* [EXERCISE DETAILS]: Quote every entry word for word.

[Dataset entries]
^^^^^^^^^^^^^^^^
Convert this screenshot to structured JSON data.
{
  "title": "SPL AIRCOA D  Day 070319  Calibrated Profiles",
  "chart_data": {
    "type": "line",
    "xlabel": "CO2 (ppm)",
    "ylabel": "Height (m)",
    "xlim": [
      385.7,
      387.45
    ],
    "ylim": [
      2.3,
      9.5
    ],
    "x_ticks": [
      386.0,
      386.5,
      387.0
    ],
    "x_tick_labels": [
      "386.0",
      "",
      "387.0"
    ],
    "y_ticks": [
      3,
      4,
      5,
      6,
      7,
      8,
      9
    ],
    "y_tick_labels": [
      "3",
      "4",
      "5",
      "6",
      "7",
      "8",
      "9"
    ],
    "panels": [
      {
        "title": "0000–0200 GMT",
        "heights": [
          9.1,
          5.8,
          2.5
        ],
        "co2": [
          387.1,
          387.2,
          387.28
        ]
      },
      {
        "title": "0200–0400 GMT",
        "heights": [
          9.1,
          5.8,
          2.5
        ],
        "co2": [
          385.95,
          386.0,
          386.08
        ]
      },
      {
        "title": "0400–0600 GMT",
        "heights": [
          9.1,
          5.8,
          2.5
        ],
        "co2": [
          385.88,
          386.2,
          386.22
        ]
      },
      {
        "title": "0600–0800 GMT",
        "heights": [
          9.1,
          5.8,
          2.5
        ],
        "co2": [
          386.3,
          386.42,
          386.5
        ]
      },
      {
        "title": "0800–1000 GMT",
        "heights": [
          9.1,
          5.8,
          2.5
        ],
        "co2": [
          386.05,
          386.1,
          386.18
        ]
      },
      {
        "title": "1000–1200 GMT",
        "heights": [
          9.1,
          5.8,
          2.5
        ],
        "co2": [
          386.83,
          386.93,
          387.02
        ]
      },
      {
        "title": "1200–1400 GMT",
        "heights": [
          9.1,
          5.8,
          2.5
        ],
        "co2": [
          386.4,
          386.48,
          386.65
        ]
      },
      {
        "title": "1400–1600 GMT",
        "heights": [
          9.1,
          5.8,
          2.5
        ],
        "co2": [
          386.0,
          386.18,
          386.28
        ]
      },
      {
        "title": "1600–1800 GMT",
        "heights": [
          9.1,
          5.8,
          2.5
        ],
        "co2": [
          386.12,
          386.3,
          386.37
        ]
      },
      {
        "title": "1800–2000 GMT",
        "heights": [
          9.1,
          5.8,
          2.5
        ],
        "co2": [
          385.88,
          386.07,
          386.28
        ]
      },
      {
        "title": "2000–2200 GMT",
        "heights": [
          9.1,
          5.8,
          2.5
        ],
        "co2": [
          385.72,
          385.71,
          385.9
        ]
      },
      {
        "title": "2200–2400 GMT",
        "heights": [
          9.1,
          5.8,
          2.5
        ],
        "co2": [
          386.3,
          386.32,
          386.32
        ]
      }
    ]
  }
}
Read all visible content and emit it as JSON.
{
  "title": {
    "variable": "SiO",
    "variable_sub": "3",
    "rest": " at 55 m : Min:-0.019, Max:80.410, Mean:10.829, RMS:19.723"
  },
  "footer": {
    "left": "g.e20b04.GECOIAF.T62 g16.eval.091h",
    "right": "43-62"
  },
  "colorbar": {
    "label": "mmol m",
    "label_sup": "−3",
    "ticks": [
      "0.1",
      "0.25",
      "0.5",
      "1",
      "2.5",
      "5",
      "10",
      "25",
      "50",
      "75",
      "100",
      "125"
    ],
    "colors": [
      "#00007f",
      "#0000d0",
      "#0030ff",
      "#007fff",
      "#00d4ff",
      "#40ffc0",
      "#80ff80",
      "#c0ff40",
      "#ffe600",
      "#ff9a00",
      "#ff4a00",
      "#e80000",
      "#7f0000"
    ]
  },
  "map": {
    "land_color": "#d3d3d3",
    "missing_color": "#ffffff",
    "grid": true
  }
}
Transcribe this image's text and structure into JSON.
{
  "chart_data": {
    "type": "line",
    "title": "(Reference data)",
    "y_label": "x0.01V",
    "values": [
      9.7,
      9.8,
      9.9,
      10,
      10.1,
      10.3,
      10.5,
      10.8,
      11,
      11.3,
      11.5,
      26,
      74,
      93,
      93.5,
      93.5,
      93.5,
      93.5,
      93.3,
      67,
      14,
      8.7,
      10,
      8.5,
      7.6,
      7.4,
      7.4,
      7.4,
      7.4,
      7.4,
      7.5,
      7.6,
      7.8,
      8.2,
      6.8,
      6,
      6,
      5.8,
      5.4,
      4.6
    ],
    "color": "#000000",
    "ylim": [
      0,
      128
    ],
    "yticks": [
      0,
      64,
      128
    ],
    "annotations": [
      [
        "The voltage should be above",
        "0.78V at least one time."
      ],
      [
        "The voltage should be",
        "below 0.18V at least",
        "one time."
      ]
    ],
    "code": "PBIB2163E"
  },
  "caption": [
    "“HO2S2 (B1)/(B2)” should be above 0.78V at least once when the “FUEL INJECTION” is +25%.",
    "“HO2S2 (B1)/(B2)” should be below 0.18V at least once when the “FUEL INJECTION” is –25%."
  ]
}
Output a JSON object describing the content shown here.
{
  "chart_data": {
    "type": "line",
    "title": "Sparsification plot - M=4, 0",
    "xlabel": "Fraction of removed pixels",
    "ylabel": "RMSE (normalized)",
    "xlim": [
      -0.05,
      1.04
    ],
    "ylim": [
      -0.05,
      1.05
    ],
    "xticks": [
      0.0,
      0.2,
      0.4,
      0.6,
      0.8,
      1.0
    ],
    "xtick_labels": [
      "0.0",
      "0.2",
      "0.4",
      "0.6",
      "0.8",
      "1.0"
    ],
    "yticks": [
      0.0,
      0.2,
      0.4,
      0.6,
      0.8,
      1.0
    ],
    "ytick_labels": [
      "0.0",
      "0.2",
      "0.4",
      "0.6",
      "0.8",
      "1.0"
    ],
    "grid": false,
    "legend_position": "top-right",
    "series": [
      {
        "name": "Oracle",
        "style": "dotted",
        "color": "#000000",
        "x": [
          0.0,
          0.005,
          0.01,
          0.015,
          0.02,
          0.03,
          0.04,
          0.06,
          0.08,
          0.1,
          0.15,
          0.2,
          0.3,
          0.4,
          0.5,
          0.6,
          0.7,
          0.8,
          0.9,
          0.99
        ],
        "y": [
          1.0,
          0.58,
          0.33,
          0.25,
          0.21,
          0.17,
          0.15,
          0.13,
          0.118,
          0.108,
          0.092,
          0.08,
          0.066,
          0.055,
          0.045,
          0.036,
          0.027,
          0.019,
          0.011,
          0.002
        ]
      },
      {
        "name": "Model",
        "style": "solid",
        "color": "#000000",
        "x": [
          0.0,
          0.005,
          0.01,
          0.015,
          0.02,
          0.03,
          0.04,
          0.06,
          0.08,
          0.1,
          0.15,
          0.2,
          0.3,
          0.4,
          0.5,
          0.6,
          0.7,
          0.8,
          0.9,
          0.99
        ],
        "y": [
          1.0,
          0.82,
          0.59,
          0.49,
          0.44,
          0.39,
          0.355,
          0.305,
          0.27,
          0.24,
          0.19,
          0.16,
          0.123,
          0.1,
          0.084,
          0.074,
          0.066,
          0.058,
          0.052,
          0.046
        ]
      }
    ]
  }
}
^^^^^^^^^^^^^^^^
* [FULL RESPONSE]:
Convert this screenshot to structured JSON data.
{
  "title": "SPL AIRCOA D  Day 070319  Calibrated Profiles",
  "chart_data": {
    "type": "line",
    "xlabel": "CO2 (ppm)",
    "ylabel": "Height (m)",
    "xlim": [
      385.7,
      387.45
    ],
    "ylim": [
      2.3,
      9.5
    ],
    "x_ticks": [
      386.0,
      386.5,
      387.0
    ],
    "x_tick_labels": [
      "386.0",
      "",
      "387.0"
    ],
    "y_ticks": [
      3,
      4,
      5,
      6,
      7,
      8,
      9
    ],
    "y_tick_labels": [
      "3",
      "4",
      "5",
      "6",
      "7",
      "8",
      "9"
    ],
    "panels": [
      {
        "title": "0000–0200 GMT",
        "heights": [
          9.1,
          5.8,
          2.5
        ],
        "co2": [
          387.1,
          387.2,
          387.28
        ]
      },
      {
        "title": "0200–0400 GMT",
        "heights": [
          9.1,
          5.8,
          2.5
        ],
        "co2": [
          385.95,
          386.0,
          386.08
        ]
      },
      {
        "title": "0400–0600 GMT",
        "heights": [
          9.1,
          5.8,
          2.5
        ],
        "co2": [
          385.88,
          386.2,
          386.22
        ]
      },
      {
        "title": "0600–0800 GMT",
        "heights": [
          9.1,
          5.8,
          2.5
        ],
        "co2": [
          386.3,
          386.42,
          386.5
        ]
      },
      {
        "title": "0800–1000 GMT",
        "heights": [
          9.1,
          5.8,
          2.5
        ],
        "co2": [
          386.05,
          386.1,
          386.18
        ]
      },
      {
        "title": "1000–1200 GMT",
        "heights": [
          9.1,
          5.8,
          2.5
        ],
        "co2": [
          386.83,
          386.93,
          387.02
        ]
      },
      {
        "title": "1200–1400 GMT",
        "heights": [
          9.1,
          5.8,
          2.5
        ],
        "co2": [
          386.4,
          386.48,
          386.65
        ]
      },
      {
        "title": "1400–1600 GMT",
        "heights": [
          9.1,
          5.8,
          2.5
        ],
        "co2": [
          386.0,
          386.18,
          386.28
        ]
      },
      {
        "title": "1600–1800 GMT",
        "heights": [
          9.1,
          5.8,
          2.5
        ],
        "co2": [
          386.12,
          386.3,
          386.37
        ]
      },
      {
        "title": "1800–2000 GMT",
        "heights": [
          9.1,
          5.8,
          2.5
        ],
        "co2": [
          385.88,
          386.07,
          386.28
        ]
      },
      {
        "title": "2000–2200 GMT",
        "heights": [
          9.1,
          5.8,
          2.5
        ],
        "co2": [
          385.72,
          385.71,
          385.9
        ]
      },
      {
        "title": "2200–2400 GMT",
        "heights": [
          9.1,
          5.8,
          2.5
        ],
        "co2": [
          386.3,
          386.32,
          386.32
        ]
      }
    ]
  }
}
Read all visible content and emit it as JSON.
{
  "title": {
    "variable": "SiO",
    "variable_sub": "3",
    "rest": " at 55 m : Min:-0.019, Max:80.410, Mean:10.829, RMS:19.723"
  },
  "footer": {
    "left": "g.e20b04.GECOIAF.T62 g16.eval.091h",
    "right": "43-62"
  },
  "colorbar": {
    "label": "mmol m",
    "label_sup": "−3",
    "ticks": [
      "0.1",
      "0.25",
      "0.5",
      "1",
      "2.5",
      "5",
      "10",
      "25",
      "50",
      "75",
      "100",
      "125"
    ],
    "colors": [
      "#00007f",
      "#0000d0",
      "#0030ff",
      "#007fff",
      "#00d4ff",
      "#40ffc0",
      "#80ff80",
      "#c0ff40",
      "#ffe600",
      "#ff9a00",
      "#ff4a00",
      "#e80000",
      "#7f0000"
    ]
  },
  "map": {
    "land_color": "#d3d3d3",
    "missing_color": "#ffffff",
    "grid": true
  }
}
Transcribe this image's text and structure into JSON.
{
  "chart_data": {
    "type": "line",
    "title": "(Reference data)",
    "y_label": "x0.01V",
    "values": [
      9.7,
      9.8,
      9.9,
      10,
      10.1,
      10.3,
      10.5,
      10.8,
      11,
      11.3,
      11.5,
      26,
      74,
      93,
      93.5,
      93.5,
      93.5,
      93.5,
      93.3,
      67,
      14,
      8.7,
      10,
      8.5,
      7.6,
      7.4,
      7.4,
      7.4,
      7.4,
      7.4,
      7.5,
      7.6,
      7.8,
      8.2,
      6.8,
      6,
      6,
      5.8,
      5.4,
      4.6
    ],
    "color": "#000000",
    "ylim": [
      0,
      128
    ],
    "yticks": [
      0,
      64,
      128
    ],
    "annotations": [
      [
        "The voltage should be above",
        "0.78V at least one time."
      ],
      [
        "The voltage should be",
        "below 0.18V at least",
        "one time."
      ]
    ],
    "code": "PBIB2163E"
  },
  "caption": [
    "“HO2S2 (B1)/(B2)” should be above 0.78V at least once when the “FUEL INJECTION” is +25%.",
    "“HO2S2 (B1)/(B2)” should be below 0.18V at least once when the “FUEL INJECTION” is –25%."
  ]
}
Output a JSON object describing the content shown here.
{
  "chart_data": {
    "type": "line",
    "title": "Sparsification plot - M=4, 0",
    "xlabel": "Fraction of removed pixels",
    "ylabel": "RMSE (normalized)",
    "xlim": [
      -0.05,
      1.04
    ],
    "ylim": [
      -0.05,
      1.05
    ],
    "xticks": [
      0.0,
      0.2,
      0.4,
      0.6,
      0.8,
      1.0
    ],
    "xtick_labels": [
      "0.0",
      "0.2",
      "0.4",
      "0.6",
      "0.8",
      "1.0"
    ],
    "yticks": [
      0.0,
      0.2,
      0.4,
      0.6,
      0.8,
      1.0
    ],
    "ytick_labels": [
      "0.0",
      "0.2",
      "0.4",
      "0.6",
      "0.8",
      "1.0"
    ],
    "grid": false,
    "legend_position": "top-right",
    "series": [
      {
        "name": "Oracle",
        "style": "dotted",
        "color": "#000000",
        "x": [
          0.0,
          0.005,
          0.01,
          0.015,
          0.02,
          0.03,
          0.04,
          0.06,
          0.08,
          0.1,
          0.15,
          0.2,
          0.3,
          0.4,
          0.5,
          0.6,
          0.7,
          0.8,
          0.9,
          0.99
        ],
        "y": [
          1.0,
          0.58,
          0.33,
          0.25,
          0.21,
          0.17,
          0.15,
          0.13,
          0.118,
          0.108,
          0.092,
          0.08,
          0.066,
          0.055,
          0.045,
          0.036,
          0.027,
          0.019,
          0.011,
          0.002
        ]
      },
      {
        "name": "Model",
        "style": "solid",
        "color": "#000000",
        "x": [
          0.0,
          0.005,
          0.01,
          0.015,
          0.02,
          0.03,
          0.04,
          0.06,
          0.08,
          0.1,
          0.15,
          0.2,
          0.3,
          0.4,
          0.5,
          0.6,
          0.7,
          0.8,
          0.9,
          0.99
        ],
        "y": [
          1.0,
          0.82,
          0.59,
          0.49,
          0.44,
          0.39,
          0.355,
          0.305,
          0.27,
          0.24,
          0.19,
          0.16,
          0.123,
          0.1,
          0.084,
          0.074,
          0.066,
          0.058,
          0.052,
          0.046
        ]
      }
    ]
  }
}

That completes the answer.